The request - Go through the records and give each one again exactly.

Collection entries:
──────────────────────────────
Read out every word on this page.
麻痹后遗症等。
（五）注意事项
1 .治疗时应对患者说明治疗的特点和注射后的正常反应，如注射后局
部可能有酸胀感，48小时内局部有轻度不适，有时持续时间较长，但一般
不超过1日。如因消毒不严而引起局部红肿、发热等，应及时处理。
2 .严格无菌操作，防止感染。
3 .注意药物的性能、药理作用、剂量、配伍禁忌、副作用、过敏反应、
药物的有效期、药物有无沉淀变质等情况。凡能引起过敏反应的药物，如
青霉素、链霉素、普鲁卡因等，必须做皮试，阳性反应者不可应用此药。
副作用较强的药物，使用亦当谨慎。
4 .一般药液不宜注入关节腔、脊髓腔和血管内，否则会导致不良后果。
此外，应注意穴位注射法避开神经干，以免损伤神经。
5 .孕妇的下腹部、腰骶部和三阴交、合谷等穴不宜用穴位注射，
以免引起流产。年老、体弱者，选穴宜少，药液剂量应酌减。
──────────────────────────────
Problem solution -
Read out every word on this page.
麻痹后遗症等。
（五）注意事项
1 .治疗时应对患者说明治疗的特点和注射后的正常反应，如注射后局
部可能有酸胀感，48小时内局部有轻度不适，有时持续时间较长，但一般
不超过1日。如因消毒不严而引起局部红肿、发热等，应及时处理。
2 .严格无菌操作，防止感染。
3 .注意药物的性能、药理作用、剂量、配伍禁忌、副作用、过敏反应、
药物的有效期、药物有无沉淀变质等情况。凡能引起过敏反应的药物，如
青霉素、链霉素、普鲁卡因等，必须做皮试，阳性反应者不可应用此药。
副作用较强的药物，使用亦当谨慎。
4 .一般药液不宜注入关节腔、脊髓腔和血管内，否则会导致不良后果。
此外，应注意穴位注射法避开神经干，以免损伤神经。
5 .孕妇的下腹部、腰骶部和三阴交、合谷等穴不宜用穴位注射，
以免引起流产。年老、体弱者，选穴宜少，药液剂量应酌减。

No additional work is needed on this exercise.